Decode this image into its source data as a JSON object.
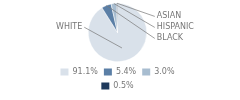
{
  "chart_data": {
    "type": "pie",
    "categories": [
      "WHITE",
      "BLACK",
      "HISPANIC",
      "ASIAN"
    ],
    "values": [
      91.1,
      5.4,
      3.0,
      0.5
    ],
    "value_labels": [
      "91.1%",
      "5.4%",
      "3.0%",
      "0.5%"
    ],
    "colors": [
      "#d9e1ea",
      "#5b7fa6",
      "#a8bdd0",
      "#1f3a5c"
    ],
    "legend": "bottom"
  }
}
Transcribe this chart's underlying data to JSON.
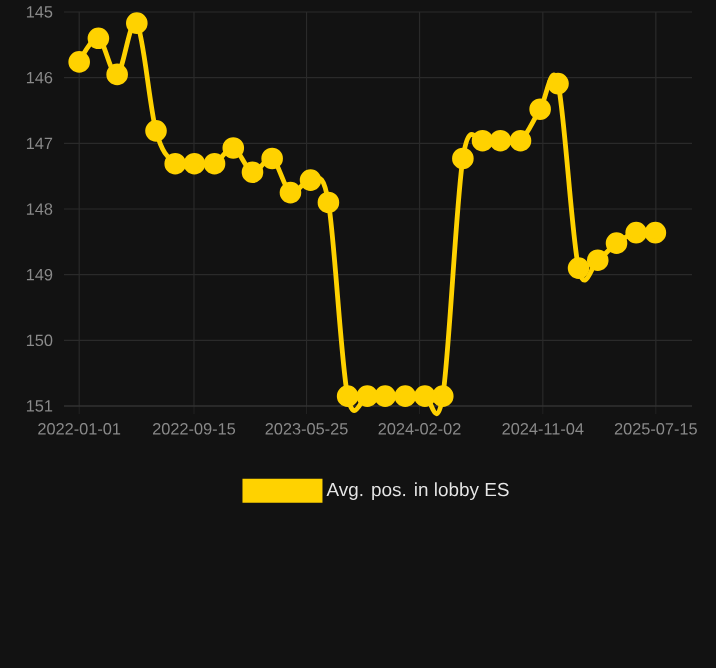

Your task:
Transcribe every line from the records above without alteration, and leave out the images.

Response below:
Decode this image into its source data as a JSON object.
{
  "chart_data": {
    "type": "pie",
    "categories": [
      "WHITE",
      "BLACK",
      "HISPANIC",
      "ASIAN"
    ],
    "values": [
      91.1,
      5.4,
      3.0,
      0.5
    ],
    "value_labels": [
      "91.1%",
      "5.4%",
      "3.0%",
      "0.5%"
    ],
    "colors": [
      "#d9e1ea",
      "#5b7fa6",
      "#a8bdd0",
      "#1f3a5c"
    ],
    "legend": "bottom"
  }
}
Transcribe this chart's underlying data to JSON.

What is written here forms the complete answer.